Print every line of the listing exactly, please.

◇ ◇ ◇

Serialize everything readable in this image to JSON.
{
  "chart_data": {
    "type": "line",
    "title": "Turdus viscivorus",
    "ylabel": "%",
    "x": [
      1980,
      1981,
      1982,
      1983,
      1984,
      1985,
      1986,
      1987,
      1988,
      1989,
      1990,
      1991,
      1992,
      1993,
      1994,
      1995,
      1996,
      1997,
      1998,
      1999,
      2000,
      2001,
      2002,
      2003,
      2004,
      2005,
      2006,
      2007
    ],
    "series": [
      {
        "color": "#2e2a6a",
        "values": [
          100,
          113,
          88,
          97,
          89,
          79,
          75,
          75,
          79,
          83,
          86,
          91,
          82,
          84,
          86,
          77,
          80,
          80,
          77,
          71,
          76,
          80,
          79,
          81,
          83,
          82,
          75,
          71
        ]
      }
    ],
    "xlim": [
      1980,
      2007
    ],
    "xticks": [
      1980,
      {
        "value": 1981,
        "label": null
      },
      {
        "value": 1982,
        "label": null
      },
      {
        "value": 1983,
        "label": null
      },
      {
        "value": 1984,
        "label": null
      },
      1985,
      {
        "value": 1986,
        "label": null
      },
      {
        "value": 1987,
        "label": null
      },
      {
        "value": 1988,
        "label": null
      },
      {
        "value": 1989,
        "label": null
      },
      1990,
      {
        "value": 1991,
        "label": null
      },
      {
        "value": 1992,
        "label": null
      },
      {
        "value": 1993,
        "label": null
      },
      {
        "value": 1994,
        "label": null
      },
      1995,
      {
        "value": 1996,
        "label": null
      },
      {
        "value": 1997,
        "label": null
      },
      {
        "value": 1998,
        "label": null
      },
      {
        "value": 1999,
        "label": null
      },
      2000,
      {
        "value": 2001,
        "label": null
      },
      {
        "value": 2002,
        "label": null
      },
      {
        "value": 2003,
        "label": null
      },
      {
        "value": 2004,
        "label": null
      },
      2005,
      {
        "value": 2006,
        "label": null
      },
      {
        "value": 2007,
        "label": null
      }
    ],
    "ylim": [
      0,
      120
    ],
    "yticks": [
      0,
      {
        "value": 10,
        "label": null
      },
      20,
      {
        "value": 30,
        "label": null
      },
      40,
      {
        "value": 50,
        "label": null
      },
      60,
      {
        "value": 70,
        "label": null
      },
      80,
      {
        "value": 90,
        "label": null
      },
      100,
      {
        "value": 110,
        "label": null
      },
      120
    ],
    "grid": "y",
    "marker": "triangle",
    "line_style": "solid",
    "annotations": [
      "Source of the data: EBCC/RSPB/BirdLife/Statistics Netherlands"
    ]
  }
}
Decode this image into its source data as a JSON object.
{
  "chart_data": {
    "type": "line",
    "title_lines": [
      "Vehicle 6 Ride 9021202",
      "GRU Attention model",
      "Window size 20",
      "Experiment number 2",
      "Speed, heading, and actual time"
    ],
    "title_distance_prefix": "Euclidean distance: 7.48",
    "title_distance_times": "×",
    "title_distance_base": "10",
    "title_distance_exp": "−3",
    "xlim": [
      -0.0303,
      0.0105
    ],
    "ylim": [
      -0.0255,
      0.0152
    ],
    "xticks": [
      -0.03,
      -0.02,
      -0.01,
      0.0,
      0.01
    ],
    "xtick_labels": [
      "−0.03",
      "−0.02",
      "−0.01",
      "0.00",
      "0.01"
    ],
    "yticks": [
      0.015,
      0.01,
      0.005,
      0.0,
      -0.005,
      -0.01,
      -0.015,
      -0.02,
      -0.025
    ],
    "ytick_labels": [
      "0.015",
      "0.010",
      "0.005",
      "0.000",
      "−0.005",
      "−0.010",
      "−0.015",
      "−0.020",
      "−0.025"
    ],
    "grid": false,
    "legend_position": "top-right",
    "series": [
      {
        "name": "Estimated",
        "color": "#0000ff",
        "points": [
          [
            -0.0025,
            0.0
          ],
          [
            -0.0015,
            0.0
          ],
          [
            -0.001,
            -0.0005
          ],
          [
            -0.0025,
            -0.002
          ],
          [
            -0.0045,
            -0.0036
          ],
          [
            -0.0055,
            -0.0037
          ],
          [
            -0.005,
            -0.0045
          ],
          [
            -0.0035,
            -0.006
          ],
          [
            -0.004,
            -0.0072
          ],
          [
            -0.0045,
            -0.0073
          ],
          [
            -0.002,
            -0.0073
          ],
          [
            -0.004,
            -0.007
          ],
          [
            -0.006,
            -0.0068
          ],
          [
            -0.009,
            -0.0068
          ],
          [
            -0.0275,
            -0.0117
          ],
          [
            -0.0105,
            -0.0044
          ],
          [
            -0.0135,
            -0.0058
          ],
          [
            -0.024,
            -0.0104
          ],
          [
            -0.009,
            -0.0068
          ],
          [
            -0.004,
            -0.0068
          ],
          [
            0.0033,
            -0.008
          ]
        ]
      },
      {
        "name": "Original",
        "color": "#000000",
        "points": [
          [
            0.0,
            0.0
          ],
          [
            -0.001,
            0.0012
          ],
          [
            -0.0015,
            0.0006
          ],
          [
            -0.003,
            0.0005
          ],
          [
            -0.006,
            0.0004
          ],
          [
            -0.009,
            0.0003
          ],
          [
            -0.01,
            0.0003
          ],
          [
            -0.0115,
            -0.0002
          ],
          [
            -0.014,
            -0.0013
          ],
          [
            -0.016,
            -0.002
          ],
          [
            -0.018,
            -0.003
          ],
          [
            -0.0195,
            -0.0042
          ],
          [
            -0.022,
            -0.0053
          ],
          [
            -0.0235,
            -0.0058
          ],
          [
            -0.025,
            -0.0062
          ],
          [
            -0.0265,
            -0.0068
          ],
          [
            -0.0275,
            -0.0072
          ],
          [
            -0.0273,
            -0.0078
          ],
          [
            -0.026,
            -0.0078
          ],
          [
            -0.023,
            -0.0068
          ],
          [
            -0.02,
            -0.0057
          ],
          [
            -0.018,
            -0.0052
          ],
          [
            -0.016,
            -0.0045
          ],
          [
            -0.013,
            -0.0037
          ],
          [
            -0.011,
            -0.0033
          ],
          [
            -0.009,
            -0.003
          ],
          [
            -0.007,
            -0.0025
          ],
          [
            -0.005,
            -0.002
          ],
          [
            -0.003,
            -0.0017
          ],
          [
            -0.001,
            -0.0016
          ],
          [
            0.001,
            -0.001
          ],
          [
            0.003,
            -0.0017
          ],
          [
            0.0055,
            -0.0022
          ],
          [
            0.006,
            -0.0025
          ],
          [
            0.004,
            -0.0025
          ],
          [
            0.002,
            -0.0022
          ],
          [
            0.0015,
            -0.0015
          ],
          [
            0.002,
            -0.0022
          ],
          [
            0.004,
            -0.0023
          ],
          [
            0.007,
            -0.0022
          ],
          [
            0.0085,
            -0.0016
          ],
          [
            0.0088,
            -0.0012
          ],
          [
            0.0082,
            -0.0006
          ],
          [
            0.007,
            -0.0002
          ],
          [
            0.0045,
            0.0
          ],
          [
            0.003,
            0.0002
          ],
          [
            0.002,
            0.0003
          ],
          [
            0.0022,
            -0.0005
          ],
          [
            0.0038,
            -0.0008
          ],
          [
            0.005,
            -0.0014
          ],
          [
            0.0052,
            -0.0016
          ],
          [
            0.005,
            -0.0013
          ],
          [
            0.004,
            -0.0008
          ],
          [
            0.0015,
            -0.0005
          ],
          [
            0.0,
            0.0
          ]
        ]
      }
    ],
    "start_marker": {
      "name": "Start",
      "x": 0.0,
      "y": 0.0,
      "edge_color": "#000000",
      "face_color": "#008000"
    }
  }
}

◇ ◇ ◇

▶ _RESULT OF THE TASK_:
Serialize everything readable in this image to JSON.
{
  "chart_data": {
    "type": "line",
    "title": "Turdus viscivorus",
    "ylabel": "%",
    "x": [
      1980,
      1981,
      1982,
      1983,
      1984,
      1985,
      1986,
      1987,
      1988,
      1989,
      1990,
      1991,
      1992,
      1993,
      1994,
      1995,
      1996,
      1997,
      1998,
      1999,
      2000,
      2001,
      2002,
      2003,
      2004,
      2005,
      2006,
      2007
    ],
    "series": [
      {
        "color": "#2e2a6a",
        "values": [
          100,
          113,
          88,
          97,
          89,
          79,
          75,
          75,
          79,
          83,
          86,
          91,
          82,
          84,
          86,
          77,
          80,
          80,
          77,
          71,
          76,
          80,
          79,
          81,
          83,
          82,
          75,
          71
        ]
      }
    ],
    "xlim": [
      1980,
      2007
    ],
    "xticks": [
      1980,
      {
        "value": 1981,
        "label": null
      },
      {
        "value": 1982,
        "label": null
      },
      {
        "value": 1983,
        "label": null
      },
      {
        "value": 1984,
        "label": null
      },
      1985,
      {
        "value": 1986,
        "label": null
      },
      {
        "value": 1987,
        "label": null
      },
      {
        "value": 1988,
        "label": null
      },
      {
        "value": 1989,
        "label": null
      },
      1990,
      {
        "value": 1991,
        "label": null
      },
      {
        "value": 1992,
        "label": null
      },
      {
        "value": 1993,
        "label": null
      },
      {
        "value": 1994,
        "label": null
      },
      1995,
      {
        "value": 1996,
        "label": null
      },
      {
        "value": 1997,
        "label": null
      },
      {
        "value": 1998,
        "label": null
      },
      {
        "value": 1999,
        "label": null
      },
      2000,
      {
        "value": 2001,
        "label": null
      },
      {
        "value": 2002,
        "label": null
      },
      {
        "value": 2003,
        "label": null
      },
      {
        "value": 2004,
        "label": null
      },
      2005,
      {
        "value": 2006,
        "label": null
      },
      {
        "value": 2007,
        "label": null
      }
    ],
    "ylim": [
      0,
      120
    ],
    "yticks": [
      0,
      {
        "value": 10,
        "label": null
      },
      20,
      {
        "value": 30,
        "label": null
      },
      40,
      {
        "value": 50,
        "label": null
      },
      60,
      {
        "value": 70,
        "label": null
      },
      80,
      {
        "value": 90,
        "label": null
      },
      100,
      {
        "value": 110,
        "label": null
      },
      120
    ],
    "grid": "y",
    "marker": "triangle",
    "line_style": "solid",
    "annotations": [
      "Source of the data: EBCC/RSPB/BirdLife/Statistics Netherlands"
    ]
  }
}
Decode this image into its source data as a JSON object.
{
  "chart_data": {
    "type": "line",
    "title_lines": [
      "Vehicle 6 Ride 9021202",
      "GRU Attention model",
      "Window size 20",
      "Experiment number 2",
      "Speed, heading, and actual time"
    ],
    "title_distance_prefix": "Euclidean distance: 7.48",
    "title_distance_times": "×",
    "title_distance_base": "10",
    "title_distance_exp": "−3",
    "xlim": [
      -0.0303,
      0.0105
    ],
    "ylim": [
      -0.0255,
      0.0152
    ],
    "xticks": [
      -0.03,
      -0.02,
      -0.01,
      0.0,
      0.01
    ],
    "xtick_labels": [
      "−0.03",
      "−0.02",
      "−0.01",
      "0.00",
      "0.01"
    ],
    "yticks": [
      0.015,
      0.01,
      0.005,
      0.0,
      -0.005,
      -0.01,
      -0.015,
      -0.02,
      -0.025
    ],
    "ytick_labels": [
      "0.015",
      "0.010",
      "0.005",
      "0.000",
      "−0.005",
      "−0.010",
      "−0.015",
      "−0.020",
      "−0.025"
    ],
    "grid": false,
    "legend_position": "top-right",
    "series": [
      {
        "name": "Estimated",
        "color": "#0000ff",
        "points": [
          [
            -0.0025,
            0.0
          ],
          [
            -0.0015,
            0.0
          ],
          [
            -0.001,
            -0.0005
          ],
          [
            -0.0025,
            -0.002
          ],
          [
            -0.0045,
            -0.0036
          ],
          [
            -0.0055,
            -0.0037
          ],
          [
            -0.005,
            -0.0045
          ],
          [
            -0.0035,
            -0.006
          ],
          [
            -0.004,
            -0.0072
          ],
          [
            -0.0045,
            -0.0073
          ],
          [
            -0.002,
            -0.0073
          ],
          [
            -0.004,
            -0.007
          ],
          [
            -0.006,
            -0.0068
          ],
          [
            -0.009,
            -0.0068
          ],
          [
            -0.0275,
            -0.0117
          ],
          [
            -0.0105,
            -0.0044
          ],
          [
            -0.0135,
            -0.0058
          ],
          [
            -0.024,
            -0.0104
          ],
          [
            -0.009,
            -0.0068
          ],
          [
            -0.004,
            -0.0068
          ],
          [
            0.0033,
            -0.008
          ]
        ]
      },
      {
        "name": "Original",
        "color": "#000000",
        "points": [
          [
            0.0,
            0.0
          ],
          [
            -0.001,
            0.0012
          ],
          [
            -0.0015,
            0.0006
          ],
          [
            -0.003,
            0.0005
          ],
          [
            -0.006,
            0.0004
          ],
          [
            -0.009,
            0.0003
          ],
          [
            -0.01,
            0.0003
          ],
          [
            -0.0115,
            -0.0002
          ],
          [
            -0.014,
            -0.0013
          ],
          [
            -0.016,
            -0.002
          ],
          [
            -0.018,
            -0.003
          ],
          [
            -0.0195,
            -0.0042
          ],
          [
            -0.022,
            -0.0053
          ],
          [
            -0.0235,
            -0.0058
          ],
          [
            -0.025,
            -0.0062
          ],
          [
            -0.0265,
            -0.0068
          ],
          [
            -0.0275,
            -0.0072
          ],
          [
            -0.0273,
            -0.0078
          ],
          [
            -0.026,
            -0.0078
          ],
          [
            -0.023,
            -0.0068
          ],
          [
            -0.02,
            -0.0057
          ],
          [
            -0.018,
            -0.0052
          ],
          [
            -0.016,
            -0.0045
          ],
          [
            -0.013,
            -0.0037
          ],
          [
            -0.011,
            -0.0033
          ],
          [
            -0.009,
            -0.003
          ],
          [
            -0.007,
            -0.0025
          ],
          [
            -0.005,
            -0.002
          ],
          [
            -0.003,
            -0.0017
          ],
          [
            -0.001,
            -0.0016
          ],
          [
            0.001,
            -0.001
          ],
          [
            0.003,
            -0.0017
          ],
          [
            0.0055,
            -0.0022
          ],
          [
            0.006,
            -0.0025
          ],
          [
            0.004,
            -0.0025
          ],
          [
            0.002,
            -0.0022
          ],
          [
            0.0015,
            -0.0015
          ],
          [
            0.002,
            -0.0022
          ],
          [
            0.004,
            -0.0023
          ],
          [
            0.007,
            -0.0022
          ],
          [
            0.0085,
            -0.0016
          ],
          [
            0.0088,
            -0.0012
          ],
          [
            0.0082,
            -0.0006
          ],
          [
            0.007,
            -0.0002
          ],
          [
            0.0045,
            0.0
          ],
          [
            0.003,
            0.0002
          ],
          [
            0.002,
            0.0003
          ],
          [
            0.0022,
            -0.0005
          ],
          [
            0.0038,
            -0.0008
          ],
          [
            0.005,
            -0.0014
          ],
          [
            0.0052,
            -0.0016
          ],
          [
            0.005,
            -0.0013
          ],
          [
            0.004,
            -0.0008
          ],
          [
            0.0015,
            -0.0005
          ],
          [
            0.0,
            0.0
          ]
        ]
      }
    ],
    "start_marker": {
      "name": "Start",
      "x": 0.0,
      "y": 0.0,
      "edge_color": "#000000",
      "face_color": "#008000"
    }
  }
}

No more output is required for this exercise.